(Extracted data entries)
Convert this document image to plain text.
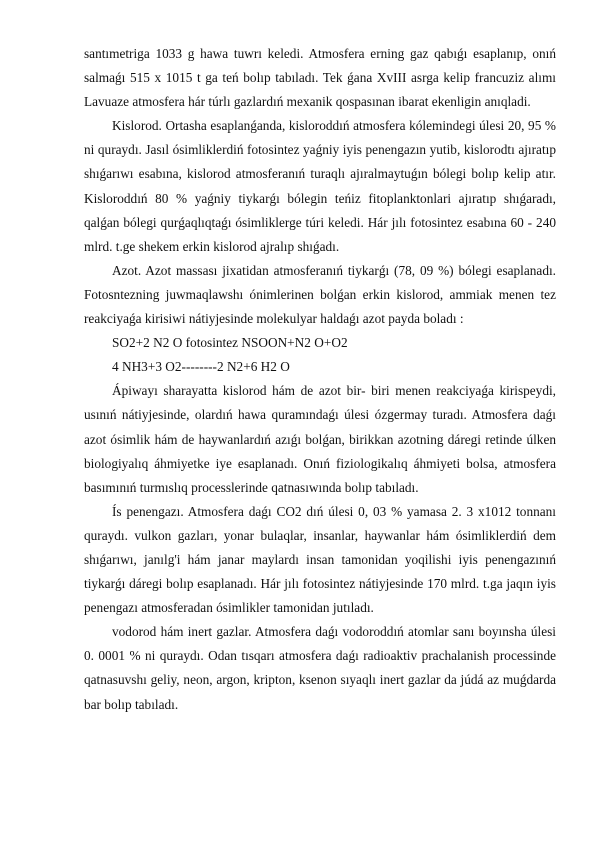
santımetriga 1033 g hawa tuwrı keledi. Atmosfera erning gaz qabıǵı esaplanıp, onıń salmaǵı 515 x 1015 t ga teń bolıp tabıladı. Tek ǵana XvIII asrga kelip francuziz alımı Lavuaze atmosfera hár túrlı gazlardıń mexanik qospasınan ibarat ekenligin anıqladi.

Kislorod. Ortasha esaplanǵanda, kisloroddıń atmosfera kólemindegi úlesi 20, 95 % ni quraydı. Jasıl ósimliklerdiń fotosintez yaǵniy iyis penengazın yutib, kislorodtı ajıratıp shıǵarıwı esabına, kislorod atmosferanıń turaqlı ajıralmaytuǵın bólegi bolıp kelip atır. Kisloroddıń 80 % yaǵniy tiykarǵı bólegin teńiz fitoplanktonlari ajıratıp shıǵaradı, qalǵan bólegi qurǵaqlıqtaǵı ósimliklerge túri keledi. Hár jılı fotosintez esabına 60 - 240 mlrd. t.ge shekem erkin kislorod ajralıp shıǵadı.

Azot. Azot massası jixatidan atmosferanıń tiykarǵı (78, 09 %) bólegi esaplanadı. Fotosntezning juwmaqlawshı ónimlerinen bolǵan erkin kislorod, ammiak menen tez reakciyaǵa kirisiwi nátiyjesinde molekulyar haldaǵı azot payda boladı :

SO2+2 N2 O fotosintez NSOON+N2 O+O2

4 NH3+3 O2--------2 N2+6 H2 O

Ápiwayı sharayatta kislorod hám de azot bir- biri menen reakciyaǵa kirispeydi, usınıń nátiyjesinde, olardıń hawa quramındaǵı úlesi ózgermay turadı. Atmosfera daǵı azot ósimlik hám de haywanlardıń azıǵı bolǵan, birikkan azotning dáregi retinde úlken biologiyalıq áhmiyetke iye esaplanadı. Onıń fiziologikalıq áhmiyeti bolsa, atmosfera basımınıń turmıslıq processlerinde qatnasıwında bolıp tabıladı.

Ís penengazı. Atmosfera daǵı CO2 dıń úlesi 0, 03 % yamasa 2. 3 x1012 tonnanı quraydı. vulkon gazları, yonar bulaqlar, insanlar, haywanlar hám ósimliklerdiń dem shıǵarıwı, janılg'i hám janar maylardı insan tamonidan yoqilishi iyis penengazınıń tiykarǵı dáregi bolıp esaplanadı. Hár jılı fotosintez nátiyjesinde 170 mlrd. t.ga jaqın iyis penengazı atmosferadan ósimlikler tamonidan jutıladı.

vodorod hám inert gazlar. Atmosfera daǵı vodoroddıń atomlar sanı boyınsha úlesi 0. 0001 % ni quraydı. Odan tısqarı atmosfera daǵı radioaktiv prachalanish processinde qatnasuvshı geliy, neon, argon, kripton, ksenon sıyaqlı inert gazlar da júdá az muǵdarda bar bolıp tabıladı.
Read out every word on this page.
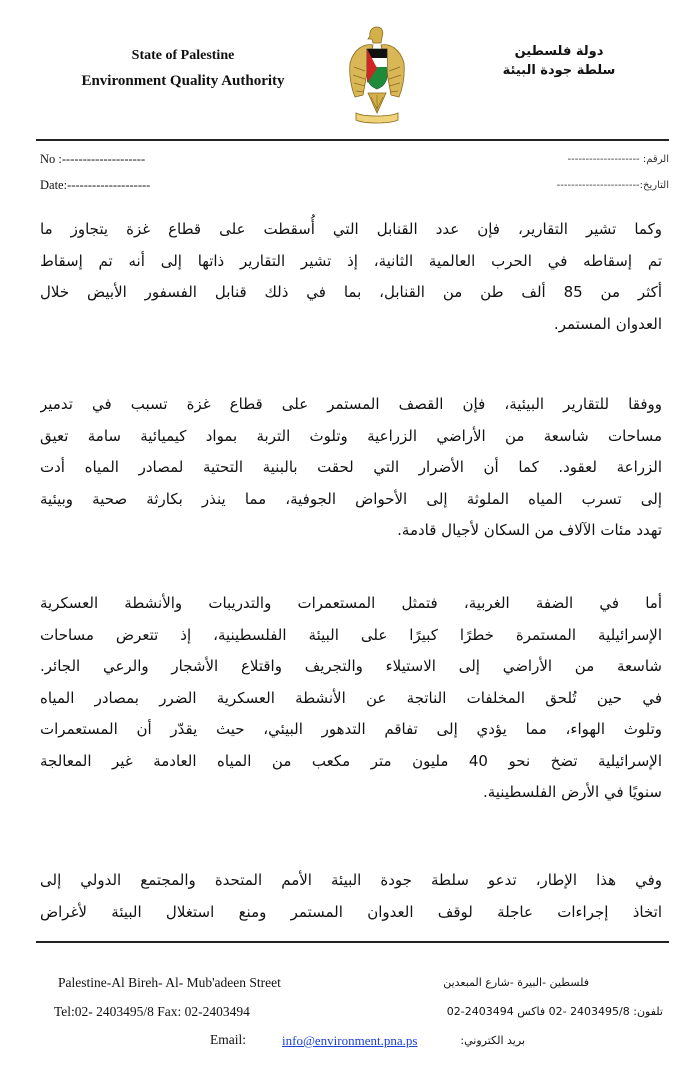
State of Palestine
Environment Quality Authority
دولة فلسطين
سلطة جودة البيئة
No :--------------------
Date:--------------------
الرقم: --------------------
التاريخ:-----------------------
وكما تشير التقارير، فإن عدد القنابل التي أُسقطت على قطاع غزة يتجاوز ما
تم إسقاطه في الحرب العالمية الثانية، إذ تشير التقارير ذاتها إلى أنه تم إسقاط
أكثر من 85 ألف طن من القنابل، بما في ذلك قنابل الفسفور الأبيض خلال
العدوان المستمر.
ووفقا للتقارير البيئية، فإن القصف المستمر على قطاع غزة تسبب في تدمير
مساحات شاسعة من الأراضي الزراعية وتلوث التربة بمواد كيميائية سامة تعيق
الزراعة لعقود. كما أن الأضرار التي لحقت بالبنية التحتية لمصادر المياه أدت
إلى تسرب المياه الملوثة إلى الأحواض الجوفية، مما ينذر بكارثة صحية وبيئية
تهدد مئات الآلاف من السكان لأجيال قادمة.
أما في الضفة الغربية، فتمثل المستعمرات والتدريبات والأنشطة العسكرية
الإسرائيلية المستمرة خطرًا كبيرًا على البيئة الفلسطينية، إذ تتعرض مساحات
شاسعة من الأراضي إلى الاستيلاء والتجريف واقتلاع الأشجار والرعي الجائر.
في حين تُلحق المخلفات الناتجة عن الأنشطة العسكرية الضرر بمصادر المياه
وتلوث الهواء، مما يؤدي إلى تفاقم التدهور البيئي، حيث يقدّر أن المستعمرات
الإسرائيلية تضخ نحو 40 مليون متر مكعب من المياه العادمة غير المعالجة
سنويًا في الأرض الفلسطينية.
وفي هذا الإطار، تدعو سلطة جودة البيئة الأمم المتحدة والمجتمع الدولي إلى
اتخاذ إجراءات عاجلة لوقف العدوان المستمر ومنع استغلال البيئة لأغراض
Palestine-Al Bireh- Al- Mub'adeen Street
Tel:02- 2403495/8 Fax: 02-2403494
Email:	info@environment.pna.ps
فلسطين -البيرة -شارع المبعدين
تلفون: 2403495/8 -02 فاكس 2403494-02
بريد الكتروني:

◆ GIVEN TASK ◆
Take every line above carrying "تشير" and return it.

◆ EXERCISE RESPONSE ◆
وكما تشير التقارير، فإن عدد القنابل التي أُسقطت على قطاع غزة يتجاوز ما
تم إسقاطه في الحرب العالمية الثانية، إذ تشير التقارير ذاتها إلى أنه تم إسقاط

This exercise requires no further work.